Selected extract —
- - -

In considering your fitness, in the 'public interest', as required by Section 73 of the Act, it is my opinion that the abovementioned factors, give rise to serious concerns for public safety in the context of firearm possession. On that basis, I am satisfied that the making of an FPO against you is the correct and preferable decision.

  1. The Applicant has applied to the Tribunal for an administrative review of the Respondent’s decision.

Jurisdiction of the Tribunal

  1. Pursuant to section 75(1)(c) of the Act the Applicant may apply to the Tribunal to review the decision to impose an FPO.

  2. In accordance with section 63 of the ADR Act the Tribunal is empowered to decide what the correct and preferable decision is, having regard to the material before it, including any relevant factual material and any law, and may exercise all relevant functions conferred or imposed on the Commissioner. In determining the application, the Tribunal may affirm, vary or set aside the decision and make a decision in its place, or set aside the decision and remit the matter for reconsideration by the Commissioner in accordance with any directions or recommendations of the Tribunal.

  3. In June 2024, the Tribunal made confidentiality orders pursuant to section 64 of the Civil and Administrative Tribunal Act 2013 (“the NCAT Act”) and section 59 of the ADR Act. The effect of those orders is that certain documents (the confidential material”) are restricted to the Respondent, the Respondent's legal representatives and the Tribunal.

The issues

  1. The issues for determination are whether the Applicant is not fit, in the public interest, to have possession of a firearm and whether it is in the public interest for the FPO to be issued against the Applicant.

Applicable Legislation

  1. Section 73(1) of the Act provides:

73 Firearms prohibition orders

(1) The Commissioner may make a firearms prohibition order against a person if, in the opinion of the Commissioner, the person is not fit, in the public interest, to have possession of a firearm.

  1. As noted above, section 73 of the Act confers on the Respondent the power to issue a FPO if, in the opinion of the Commissioner, the person is not fit, in the public interest, to have possession of a firearm.

Not fit, in the public interest, to have possession of a firearm

  1. In Addison v Commissioner of Police, NSW Police Force [2019] NSWCATAD 99, Senior Member Leal considered a number of authorities in relation to the meaning of the expression “not fit, in the public interest, to have possession of a firearm” as found in section 73(1) of the Act. She stated:

Not fit, in the public interest to have possession of a firearm

  1. In determining what it means to be ‘not fit, in the public interest to have possession of a firearm’, I am assisted by the underlying principles of the Firearms Act that declare firearms possession and use is a privilege that is conditional on the overriding need to ensure public safety.’ (s3(1) of the Firearms Act)

- - -

Task A —
Could you copy out word for word the records from their first line through the line containing "search-icon[interactable]: [282, 118, 297, 132]", including both of those lines?

Records from a dataset —
- - -

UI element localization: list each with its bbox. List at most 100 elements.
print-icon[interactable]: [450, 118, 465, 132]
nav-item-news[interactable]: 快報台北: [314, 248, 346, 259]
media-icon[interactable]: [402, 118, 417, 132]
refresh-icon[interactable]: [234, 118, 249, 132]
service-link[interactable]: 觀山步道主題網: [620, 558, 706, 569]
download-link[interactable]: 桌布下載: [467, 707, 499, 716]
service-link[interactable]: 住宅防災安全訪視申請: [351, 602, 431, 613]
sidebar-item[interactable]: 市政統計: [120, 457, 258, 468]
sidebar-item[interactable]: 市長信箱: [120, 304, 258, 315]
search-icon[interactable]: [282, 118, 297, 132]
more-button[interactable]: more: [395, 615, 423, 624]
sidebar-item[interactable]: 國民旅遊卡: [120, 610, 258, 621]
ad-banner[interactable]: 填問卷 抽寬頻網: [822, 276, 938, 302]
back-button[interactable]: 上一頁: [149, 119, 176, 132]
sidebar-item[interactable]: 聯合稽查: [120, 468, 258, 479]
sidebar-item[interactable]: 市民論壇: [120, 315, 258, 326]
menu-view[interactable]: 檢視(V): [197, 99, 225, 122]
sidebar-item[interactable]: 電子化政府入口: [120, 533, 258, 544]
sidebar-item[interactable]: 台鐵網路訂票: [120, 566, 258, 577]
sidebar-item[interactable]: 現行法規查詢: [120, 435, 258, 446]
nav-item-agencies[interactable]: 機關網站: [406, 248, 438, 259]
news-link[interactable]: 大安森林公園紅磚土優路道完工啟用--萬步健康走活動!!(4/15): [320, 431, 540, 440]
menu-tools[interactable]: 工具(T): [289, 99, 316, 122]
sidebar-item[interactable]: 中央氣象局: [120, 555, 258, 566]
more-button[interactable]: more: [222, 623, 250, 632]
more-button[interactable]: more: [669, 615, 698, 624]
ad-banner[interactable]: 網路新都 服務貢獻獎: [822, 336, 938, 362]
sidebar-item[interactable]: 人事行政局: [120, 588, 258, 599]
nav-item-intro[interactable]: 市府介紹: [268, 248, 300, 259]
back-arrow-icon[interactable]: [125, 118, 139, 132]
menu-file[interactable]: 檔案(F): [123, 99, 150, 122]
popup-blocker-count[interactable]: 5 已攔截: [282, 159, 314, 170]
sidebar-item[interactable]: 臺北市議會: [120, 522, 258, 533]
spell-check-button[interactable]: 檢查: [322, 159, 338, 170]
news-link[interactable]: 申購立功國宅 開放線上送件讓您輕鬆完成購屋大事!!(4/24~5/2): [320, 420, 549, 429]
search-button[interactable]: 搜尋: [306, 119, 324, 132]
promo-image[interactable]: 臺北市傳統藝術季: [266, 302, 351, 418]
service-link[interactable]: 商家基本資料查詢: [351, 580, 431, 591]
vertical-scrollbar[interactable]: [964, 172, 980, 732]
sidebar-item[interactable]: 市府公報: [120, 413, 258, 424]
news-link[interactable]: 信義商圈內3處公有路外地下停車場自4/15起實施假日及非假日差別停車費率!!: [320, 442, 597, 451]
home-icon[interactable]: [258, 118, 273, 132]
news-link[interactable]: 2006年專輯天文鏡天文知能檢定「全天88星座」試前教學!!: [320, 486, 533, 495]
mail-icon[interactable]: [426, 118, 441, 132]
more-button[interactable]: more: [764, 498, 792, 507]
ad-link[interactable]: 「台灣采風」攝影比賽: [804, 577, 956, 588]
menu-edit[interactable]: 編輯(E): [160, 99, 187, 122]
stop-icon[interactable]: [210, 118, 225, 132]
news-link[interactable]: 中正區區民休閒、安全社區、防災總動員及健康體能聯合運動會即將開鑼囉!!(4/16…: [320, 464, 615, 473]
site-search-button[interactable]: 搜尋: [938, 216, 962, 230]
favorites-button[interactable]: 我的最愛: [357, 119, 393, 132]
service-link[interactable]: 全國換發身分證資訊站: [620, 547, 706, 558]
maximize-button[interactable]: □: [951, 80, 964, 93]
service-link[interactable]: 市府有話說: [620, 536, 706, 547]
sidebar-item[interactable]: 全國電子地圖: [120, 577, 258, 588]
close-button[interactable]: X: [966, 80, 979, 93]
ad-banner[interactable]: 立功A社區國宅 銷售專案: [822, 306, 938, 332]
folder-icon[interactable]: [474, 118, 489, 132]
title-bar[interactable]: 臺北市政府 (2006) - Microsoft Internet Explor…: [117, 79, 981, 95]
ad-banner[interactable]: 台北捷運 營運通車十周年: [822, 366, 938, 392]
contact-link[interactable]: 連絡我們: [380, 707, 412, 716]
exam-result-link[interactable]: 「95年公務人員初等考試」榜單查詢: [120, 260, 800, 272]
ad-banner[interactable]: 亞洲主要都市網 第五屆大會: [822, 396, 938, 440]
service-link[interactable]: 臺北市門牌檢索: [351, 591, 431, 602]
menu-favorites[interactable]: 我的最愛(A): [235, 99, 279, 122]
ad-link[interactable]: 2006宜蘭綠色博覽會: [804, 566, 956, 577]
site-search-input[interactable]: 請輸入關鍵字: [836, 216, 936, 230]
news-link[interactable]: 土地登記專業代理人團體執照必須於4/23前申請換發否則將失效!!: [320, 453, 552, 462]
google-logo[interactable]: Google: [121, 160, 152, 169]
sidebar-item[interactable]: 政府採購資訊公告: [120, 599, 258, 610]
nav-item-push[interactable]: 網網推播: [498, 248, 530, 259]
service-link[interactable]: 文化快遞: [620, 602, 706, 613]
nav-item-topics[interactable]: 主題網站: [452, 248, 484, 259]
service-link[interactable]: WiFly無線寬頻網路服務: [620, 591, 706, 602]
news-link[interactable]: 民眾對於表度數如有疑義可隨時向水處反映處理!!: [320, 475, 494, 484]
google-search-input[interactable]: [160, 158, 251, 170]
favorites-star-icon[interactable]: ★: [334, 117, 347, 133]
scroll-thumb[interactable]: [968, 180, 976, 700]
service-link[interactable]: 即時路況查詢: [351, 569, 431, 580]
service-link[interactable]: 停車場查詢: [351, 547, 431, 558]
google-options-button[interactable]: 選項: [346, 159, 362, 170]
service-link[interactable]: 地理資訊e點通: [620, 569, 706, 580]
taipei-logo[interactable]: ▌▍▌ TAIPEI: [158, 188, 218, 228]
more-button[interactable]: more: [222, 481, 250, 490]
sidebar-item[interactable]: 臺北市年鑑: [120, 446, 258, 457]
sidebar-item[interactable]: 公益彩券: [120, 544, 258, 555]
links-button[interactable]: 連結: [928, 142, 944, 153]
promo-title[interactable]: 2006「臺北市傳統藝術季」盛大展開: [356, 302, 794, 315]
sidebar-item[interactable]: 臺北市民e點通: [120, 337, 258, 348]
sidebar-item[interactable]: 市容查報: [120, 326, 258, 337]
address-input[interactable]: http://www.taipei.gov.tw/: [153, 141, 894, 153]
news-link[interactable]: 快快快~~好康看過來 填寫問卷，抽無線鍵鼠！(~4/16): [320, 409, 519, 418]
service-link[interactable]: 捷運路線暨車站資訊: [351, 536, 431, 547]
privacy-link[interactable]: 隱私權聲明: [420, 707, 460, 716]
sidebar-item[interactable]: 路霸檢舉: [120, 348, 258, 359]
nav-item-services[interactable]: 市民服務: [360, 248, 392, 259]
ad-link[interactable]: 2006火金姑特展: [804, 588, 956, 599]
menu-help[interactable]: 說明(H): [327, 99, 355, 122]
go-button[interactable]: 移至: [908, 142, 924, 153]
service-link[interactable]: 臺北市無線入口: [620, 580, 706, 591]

- - -

Task B —
Can you pick up the tribunal decision on the firearms prohibition order after its final sentence and write the next part?

Task result A —
UI element localization: list each with its bbox. List at most 100 elements.
print-icon[interactable]: [450, 118, 465, 132]
nav-item-news[interactable]: 快報台北: [314, 248, 346, 259]
media-icon[interactable]: [402, 118, 417, 132]
refresh-icon[interactable]: [234, 118, 249, 132]
service-link[interactable]: 觀山步道主題網: [620, 558, 706, 569]
download-link[interactable]: 桌布下載: [467, 707, 499, 716]
service-link[interactable]: 住宅防災安全訪視申請: [351, 602, 431, 613]
sidebar-item[interactable]: 市政統計: [120, 457, 258, 468]
sidebar-item[interactable]: 市長信箱: [120, 304, 258, 315]
search-icon[interactable]: [282, 118, 297, 132]

Task result B —
  2. I am also assisted by those provisions of the Firearms Act which provide that a licence must not be issued:

  3. unless the Commissioner is satisfied that the applicant is a fit and proper person and can be trusted to have possession of firearms without danger to public safety or to the peace (s11(3));

  4. if the Commissioner is of the opinion, having regard to any criminal intelligence report or other criminal information held in relation to the person, that (a) the person is a risk to public safety and (b) the issuing of the licence would be contrary to the public interest. (s11(5A))

  5. if it would be contrary to the public interest. (s11(7))

  6. Although Mr Addison is not applying for a firearms licence or permit, I agree with the reasoning of Senior Member Walker who, in the decision of Hamid v Commissioner of Police, New South Wales Police Force [2018] NSWCATAD 43, found that the approach illustrated by those licensing provisions in the Firearms Act is applicable by analogy when considering the power to issue a Firearms Prohibition Order.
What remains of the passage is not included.